**REQUIRED WORK**: Reproduce the listing below word for word, omitting the pictures.

>>

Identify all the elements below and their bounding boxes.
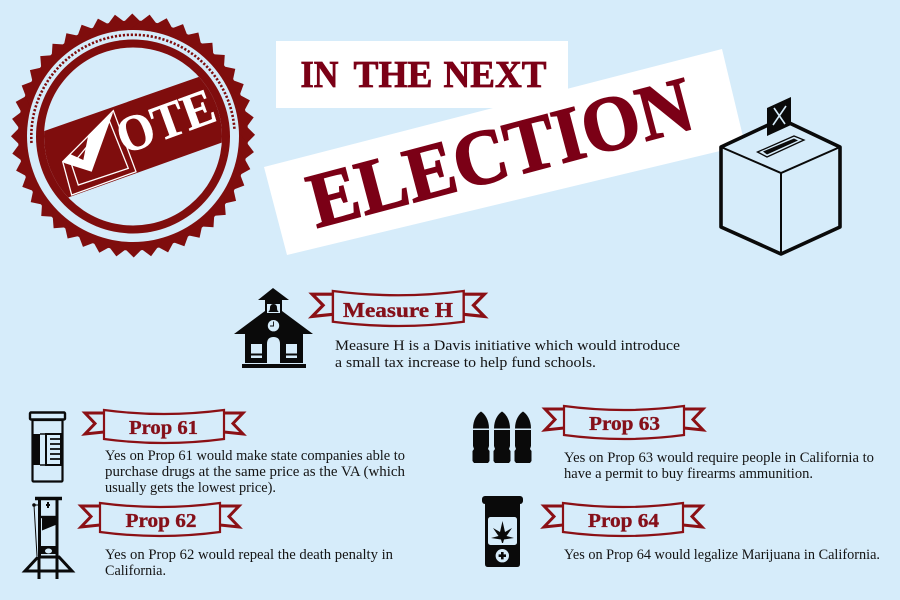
text: Measure H description: Measure H is a Davis initiative which would introduce [335, 338, 680, 354]
text: Prop 61 description [105, 448, 406, 496]
icon: medicine bottle [30, 412, 65, 482]
seal word: OTE: OTE [109, 79, 223, 166]
heading: in the next: IN [300, 54, 339, 96]
banner: Prop 61 [85, 410, 243, 443]
text: Prop 64 description: Yes on Prop 64 would legalize Marijuana in California. [564, 547, 880, 563]
banner: Measure H [312, 291, 484, 326]
icon: check box [63, 111, 136, 195]
banner: Prop 62 [81, 503, 239, 536]
ballot paper [767, 97, 791, 136]
banner: Prop 64 [544, 503, 702, 536]
banner: Prop 61: Prop 61 [129, 418, 198, 439]
icon: guillotine [25, 498, 72, 579]
text: Prop 63 description: Yes on Prop 63 would require people in California to [564, 450, 874, 466]
text: Prop 61 description: Yes on Prop 61 would make state companies able to [105, 448, 405, 464]
text: Prop 61 description: purchase drugs at the same price as the VA (which [105, 464, 406, 480]
text: Prop 62 description: California. [105, 563, 166, 579]
banner: Prop 62: Prop 62 [126, 511, 196, 532]
text: Measure H description: a small tax increase to help fund schools. [335, 355, 596, 371]
icon: vote seal [11, 14, 255, 258]
heading: in the next [276, 41, 568, 108]
ballot slot [758, 136, 804, 157]
banner: Prop 63: Prop 63 [589, 414, 660, 435]
icon: schoolhouse [234, 288, 313, 368]
text: Prop 62 description: Yes on Prop 62 would repeal the death penalty in [105, 547, 394, 563]
banner: Prop 64: Prop 64 [588, 511, 659, 532]
heading: election: ELECTION [299, 60, 702, 244]
icon: marijuana bottle [482, 496, 523, 567]
cannabis leaf [491, 521, 514, 543]
heading: in the next: NEXT [444, 54, 547, 96]
text: Prop 63 description: have a permit to buy firearms ammunition. [564, 466, 813, 482]
banner: Measure H: Measure H [343, 298, 453, 322]
text: Prop 62 description [105, 547, 394, 579]
icon: bullets [472, 412, 532, 463]
icon: ballot box [721, 97, 840, 254]
text: Measure H description [335, 338, 680, 371]
heading: in the next: THE [354, 54, 432, 96]
text: Prop 63 description [564, 450, 874, 482]
text: Prop 61 description: usually gets the lowest price). [105, 480, 276, 496]
banner: Prop 63 [545, 406, 703, 439]
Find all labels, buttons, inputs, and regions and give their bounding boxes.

<<

**SOLUTION BELOW**:
Identify all the elements below and their bounding boxes.
text: Measure H description: Measure H is a Davis initiative which would introduce [335, 338, 680, 354]
text: Prop 61 description [105, 448, 406, 496]
icon: medicine bottle [30, 412, 65, 482]
seal word: OTE: OTE [109, 79, 223, 166]
heading: in the next: IN [300, 54, 339, 96]
banner: Prop 61 [85, 410, 243, 443]
text: Prop 64 description: Yes on Prop 64 would legalize Marijuana in California. [564, 547, 880, 563]
banner: Measure H [312, 291, 484, 326]
icon: check box [63, 111, 136, 195]
banner: Prop 62 [81, 503, 239, 536]
ballot paper [767, 97, 791, 136]
banner: Prop 64 [544, 503, 702, 536]
banner: Prop 61: Prop 61 [129, 418, 198, 439]
icon: guillotine [25, 498, 72, 579]
text: Prop 63 description: Yes on Prop 63 would require people in California to [564, 450, 874, 466]
text: Prop 61 description: Yes on Prop 61 would make state companies able to [105, 448, 405, 464]
text: Prop 61 description: purchase drugs at the same price as the VA (which [105, 464, 406, 480]
text: Prop 62 description: California. [105, 563, 166, 579]
banner: Prop 62: Prop 62 [126, 511, 196, 532]
text: Measure H description: a small tax increase to help fund schools. [335, 355, 596, 371]
icon: vote seal [11, 14, 255, 258]
heading: in the next [276, 41, 568, 108]
ballot slot [758, 136, 804, 157]
banner: Prop 63: Prop 63 [589, 414, 660, 435]
icon: schoolhouse [234, 288, 313, 368]
text: Prop 62 description: Yes on Prop 62 would repeal the death penalty in [105, 547, 394, 563]
banner: Prop 64: Prop 64 [588, 511, 659, 532]
heading: election: ELECTION [299, 60, 702, 244]
icon: marijuana bottle [482, 496, 523, 567]
cannabis leaf [491, 521, 514, 543]
heading: in the next: NEXT [444, 54, 547, 96]
text: Prop 63 description: have a permit to buy firearms ammunition. [564, 466, 813, 482]
banner: Measure H: Measure H [343, 298, 453, 322]
text: Prop 62 description [105, 547, 394, 579]
icon: bullets [472, 412, 532, 463]
icon: ballot box [721, 97, 840, 254]
text: Measure H description [335, 338, 680, 371]
heading: in the next: THE [354, 54, 432, 96]
text: Prop 63 description [564, 450, 874, 482]
text: Prop 61 description: usually gets the lowest price). [105, 480, 276, 496]
banner: Prop 63 [545, 406, 703, 439]
Find all labels, buttons, inputs, and regions and give their bounding boxes.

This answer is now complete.